** begin RECORDS FOR PROCESSING **
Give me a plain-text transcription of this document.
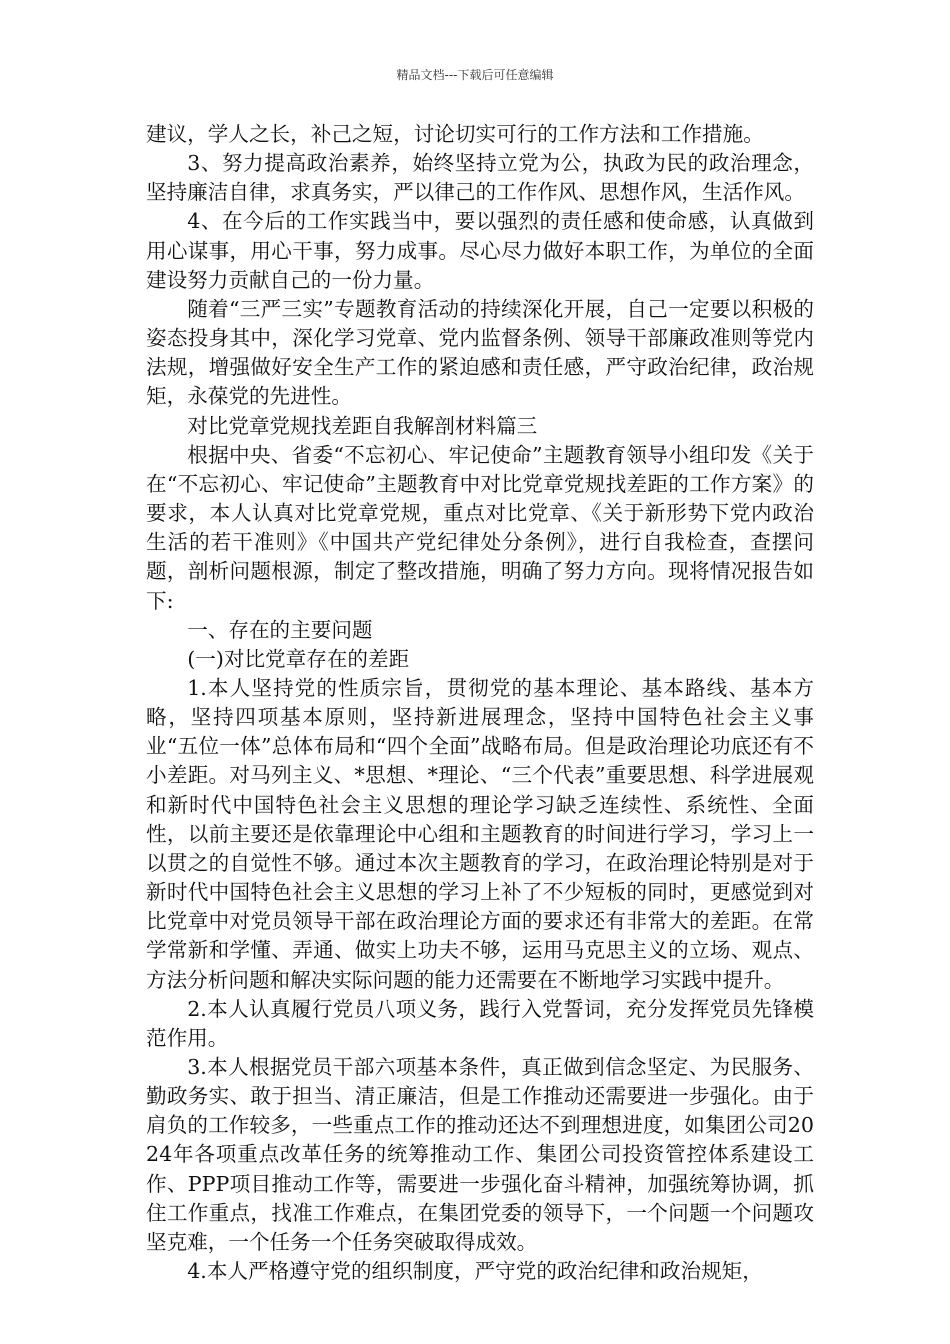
精品文档---下载后可任意编辑

建议，学人之长，补己之短，讨论切实可行的工作方法和工作措施。

3、努力提高政治素养，始终坚持立党为公，执政为民的政治理念，坚持廉洁自律，求真务实，严以律己的工作作风、思想作风，生活作风。

4、在今后的工作实践当中，要以强烈的责任感和使命感，认真做到用心谋事，用心干事，努力成事。尽心尽力做好本职工作，为单位的全面建设努力贡献自己的一份力量。

随着“三严三实”专题教育活动的持续深化开展，自己一定要以积极的姿态投身其中，深化学习党章、党内监督条例、领导干部廉政准则等党内法规，增强做好安全生产工作的紧迫感和责任感，严守政治纪律，政治规矩，永葆党的先进性。

对比党章党规找差距自我解剖材料篇三

根据中央、省委“不忘初心、牢记使命”主题教育领导小组印发《关于在“不忘初心、牢记使命”主题教育中对比党章党规找差距的工作方案》的要求，本人认真对比党章党规，重点对比党章、《关于新形势下党内政治生活的若干准则》《中国共产党纪律处分条例》，进行自我检查，查摆问题，剖析问题根源，制定了整改措施，明确了努力方向。现将情况报告如下:

一、存在的主要问题

(一)对比党章存在的差距

1.本人坚持党的性质宗旨，贯彻党的基本理论、基本路线、基本方略，坚持四项基本原则，坚持新进展理念，坚持中国特色社会主义事业“五位一体”总体布局和“四个全面”战略布局。但是政治理论功底还有不小差距。对马列主义、*思想、*理论、“三个代表”重要思想、科学进展观和新时代中国特色社会主义思想的理论学习缺乏连续性、系统性、全面性，以前主要还是依靠理论中心组和主题教育的时间进行学习，学习上一以贯之的自觉性不够。通过本次主题教育的学习，在政治理论特别是对于新时代中国特色社会主义思想的学习上补了不少短板的同时，更感觉到对比党章中对党员领导干部在政治理论方面的要求还有非常大的差距。在常学常新和学懂、弄通、做实上功夫不够，运用马克思主义的立场、观点、方法分析问题和解决实际问题的能力还需要在不断地学习实践中提升。

2.本人认真履行党员八项义务，践行入党誓词，充分发挥党员先锋模范作用。

3.本人根据党员干部六项基本条件，真正做到信念坚定、为民服务、勤政务实、敢于担当、清正廉洁，但是工作推动还需要进一步强化。由于肩负的工作较多，一些重点工作的推动还达不到理想进度，如集团公司2024年各项重点改革任务的统筹推动工作、集团公司投资管控体系建设工作、PPP项目推动工作等，需要进一步强化奋斗精神，加强统筹协调，抓住工作重点，找准工作难点，在集团党委的领导下，一个问题一个问题攻坚克难，一个任务一个任务突破取得成效。

4.本人严格遵守党的组织制度，严守党的政治纪律和政治规矩，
** end RECORDS FOR PROCESSING **
# [SET PROBLEM]
Print each of the records above exactly as written, leaving no picture in the copy.

# [TASK SOLUTION]
Give me a plain-text transcription of this document.
精品文档---下载后可任意编辑

建议，学人之长，补己之短，讨论切实可行的工作方法和工作措施。

3、努力提高政治素养，始终坚持立党为公，执政为民的政治理念，坚持廉洁自律，求真务实，严以律己的工作作风、思想作风，生活作风。

4、在今后的工作实践当中，要以强烈的责任感和使命感，认真做到用心谋事，用心干事，努力成事。尽心尽力做好本职工作，为单位的全面建设努力贡献自己的一份力量。

随着“三严三实”专题教育活动的持续深化开展，自己一定要以积极的姿态投身其中，深化学习党章、党内监督条例、领导干部廉政准则等党内法规，增强做好安全生产工作的紧迫感和责任感，严守政治纪律，政治规矩，永葆党的先进性。

对比党章党规找差距自我解剖材料篇三

根据中央、省委“不忘初心、牢记使命”主题教育领导小组印发《关于在“不忘初心、牢记使命”主题教育中对比党章党规找差距的工作方案》的要求，本人认真对比党章党规，重点对比党章、《关于新形势下党内政治生活的若干准则》《中国共产党纪律处分条例》，进行自我检查，查摆问题，剖析问题根源，制定了整改措施，明确了努力方向。现将情况报告如下:

一、存在的主要问题

(一)对比党章存在的差距

1.本人坚持党的性质宗旨，贯彻党的基本理论、基本路线、基本方略，坚持四项基本原则，坚持新进展理念，坚持中国特色社会主义事业“五位一体”总体布局和“四个全面”战略布局。但是政治理论功底还有不小差距。对马列主义、*思想、*理论、“三个代表”重要思想、科学进展观和新时代中国特色社会主义思想的理论学习缺乏连续性、系统性、全面性，以前主要还是依靠理论中心组和主题教育的时间进行学习，学习上一以贯之的自觉性不够。通过本次主题教育的学习，在政治理论特别是对于新时代中国特色社会主义思想的学习上补了不少短板的同时，更感觉到对比党章中对党员领导干部在政治理论方面的要求还有非常大的差距。在常学常新和学懂、弄通、做实上功夫不够，运用马克思主义的立场、观点、方法分析问题和解决实际问题的能力还需要在不断地学习实践中提升。

2.本人认真履行党员八项义务，践行入党誓词，充分发挥党员先锋模范作用。

3.本人根据党员干部六项基本条件，真正做到信念坚定、为民服务、勤政务实、敢于担当、清正廉洁，但是工作推动还需要进一步强化。由于肩负的工作较多，一些重点工作的推动还达不到理想进度，如集团公司2024年各项重点改革任务的统筹推动工作、集团公司投资管控体系建设工作、PPP项目推动工作等，需要进一步强化奋斗精神，加强统筹协调，抓住工作重点，找准工作难点，在集团党委的领导下，一个问题一个问题攻坚克难，一个任务一个任务突破取得成效。

4.本人严格遵守党的组织制度，严守党的政治纪律和政治规矩，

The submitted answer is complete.